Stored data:
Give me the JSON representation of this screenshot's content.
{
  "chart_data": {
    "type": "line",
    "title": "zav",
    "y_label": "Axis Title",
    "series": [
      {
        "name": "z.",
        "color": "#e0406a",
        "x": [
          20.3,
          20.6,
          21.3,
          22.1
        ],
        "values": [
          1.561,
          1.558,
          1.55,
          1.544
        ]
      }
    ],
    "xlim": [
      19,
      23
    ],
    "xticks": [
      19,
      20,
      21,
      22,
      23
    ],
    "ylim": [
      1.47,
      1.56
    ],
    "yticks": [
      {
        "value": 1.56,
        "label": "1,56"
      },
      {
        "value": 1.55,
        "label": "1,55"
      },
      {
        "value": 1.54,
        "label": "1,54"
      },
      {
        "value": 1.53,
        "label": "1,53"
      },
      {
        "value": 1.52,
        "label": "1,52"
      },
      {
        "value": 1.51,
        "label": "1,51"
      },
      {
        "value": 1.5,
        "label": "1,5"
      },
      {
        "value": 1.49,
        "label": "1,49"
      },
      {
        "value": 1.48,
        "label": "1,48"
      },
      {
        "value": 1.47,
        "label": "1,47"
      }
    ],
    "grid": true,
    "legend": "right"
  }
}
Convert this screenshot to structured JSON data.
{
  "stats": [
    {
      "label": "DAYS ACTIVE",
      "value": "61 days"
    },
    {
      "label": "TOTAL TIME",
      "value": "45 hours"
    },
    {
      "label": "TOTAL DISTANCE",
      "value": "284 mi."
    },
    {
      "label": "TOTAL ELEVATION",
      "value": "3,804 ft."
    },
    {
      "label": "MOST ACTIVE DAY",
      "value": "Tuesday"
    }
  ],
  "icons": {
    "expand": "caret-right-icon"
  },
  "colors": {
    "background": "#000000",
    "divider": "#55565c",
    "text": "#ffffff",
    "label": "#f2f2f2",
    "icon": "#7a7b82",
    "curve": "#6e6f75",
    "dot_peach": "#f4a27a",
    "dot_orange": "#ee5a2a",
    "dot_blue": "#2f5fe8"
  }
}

### GIVEN INSTRUCTION
Identify all lines in the records above with the word "JSON".

### WRITTEN ANSWER
Give me the JSON representation of this screenshot's content.
Convert this screenshot to structured JSON data.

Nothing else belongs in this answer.